------ RECORDS SHOWN ------

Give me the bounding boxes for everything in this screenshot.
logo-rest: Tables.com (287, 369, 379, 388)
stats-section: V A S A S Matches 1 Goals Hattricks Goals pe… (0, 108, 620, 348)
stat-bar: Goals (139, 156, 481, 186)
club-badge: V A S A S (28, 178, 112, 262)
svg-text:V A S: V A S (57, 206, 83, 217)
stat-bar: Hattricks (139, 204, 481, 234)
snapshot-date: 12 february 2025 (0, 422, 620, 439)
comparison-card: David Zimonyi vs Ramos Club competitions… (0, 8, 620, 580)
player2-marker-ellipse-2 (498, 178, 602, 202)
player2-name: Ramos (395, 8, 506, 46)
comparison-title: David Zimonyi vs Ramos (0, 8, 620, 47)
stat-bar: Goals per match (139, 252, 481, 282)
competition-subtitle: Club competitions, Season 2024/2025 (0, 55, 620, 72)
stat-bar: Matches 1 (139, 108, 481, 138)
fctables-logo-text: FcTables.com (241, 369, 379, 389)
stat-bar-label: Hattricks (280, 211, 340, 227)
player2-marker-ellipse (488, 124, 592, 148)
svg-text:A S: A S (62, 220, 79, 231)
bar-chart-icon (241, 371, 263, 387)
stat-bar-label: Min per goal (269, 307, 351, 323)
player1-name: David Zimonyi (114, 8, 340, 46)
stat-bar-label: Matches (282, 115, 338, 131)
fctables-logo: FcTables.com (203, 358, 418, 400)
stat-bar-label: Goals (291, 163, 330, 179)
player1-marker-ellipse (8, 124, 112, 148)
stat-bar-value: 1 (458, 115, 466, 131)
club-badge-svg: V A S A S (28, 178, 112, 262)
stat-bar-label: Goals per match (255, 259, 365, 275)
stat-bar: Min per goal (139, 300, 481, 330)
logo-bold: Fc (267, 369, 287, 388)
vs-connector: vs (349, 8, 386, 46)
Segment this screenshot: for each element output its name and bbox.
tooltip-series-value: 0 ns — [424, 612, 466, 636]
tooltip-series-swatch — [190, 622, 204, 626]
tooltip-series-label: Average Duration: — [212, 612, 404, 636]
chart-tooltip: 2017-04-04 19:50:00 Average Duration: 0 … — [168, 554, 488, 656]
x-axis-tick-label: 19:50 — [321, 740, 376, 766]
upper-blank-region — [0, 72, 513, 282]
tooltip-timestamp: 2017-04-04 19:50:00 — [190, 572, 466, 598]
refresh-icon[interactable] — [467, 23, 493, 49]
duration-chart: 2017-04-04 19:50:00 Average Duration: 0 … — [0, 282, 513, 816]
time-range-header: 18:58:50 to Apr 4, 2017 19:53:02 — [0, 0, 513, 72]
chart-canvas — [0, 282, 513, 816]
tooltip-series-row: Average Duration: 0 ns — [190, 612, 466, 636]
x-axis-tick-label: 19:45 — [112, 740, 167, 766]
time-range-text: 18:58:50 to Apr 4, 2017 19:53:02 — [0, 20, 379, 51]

------

DIRECTIONS:
Copy the records verbatim from their first line down to and including the line with "svg-text:V A S: V A S (57, 206, 83, 217)".

EXPECTED ANSWER:
Give me the bounding boxes for everything in this screenshot.
logo-rest: Tables.com (287, 369, 379, 388)
stats-section: V A S A S Matches 1 Goals Hattricks Goals pe… (0, 108, 620, 348)
stat-bar: Goals (139, 156, 481, 186)
club-badge: V A S A S (28, 178, 112, 262)
svg-text:V A S: V A S (57, 206, 83, 217)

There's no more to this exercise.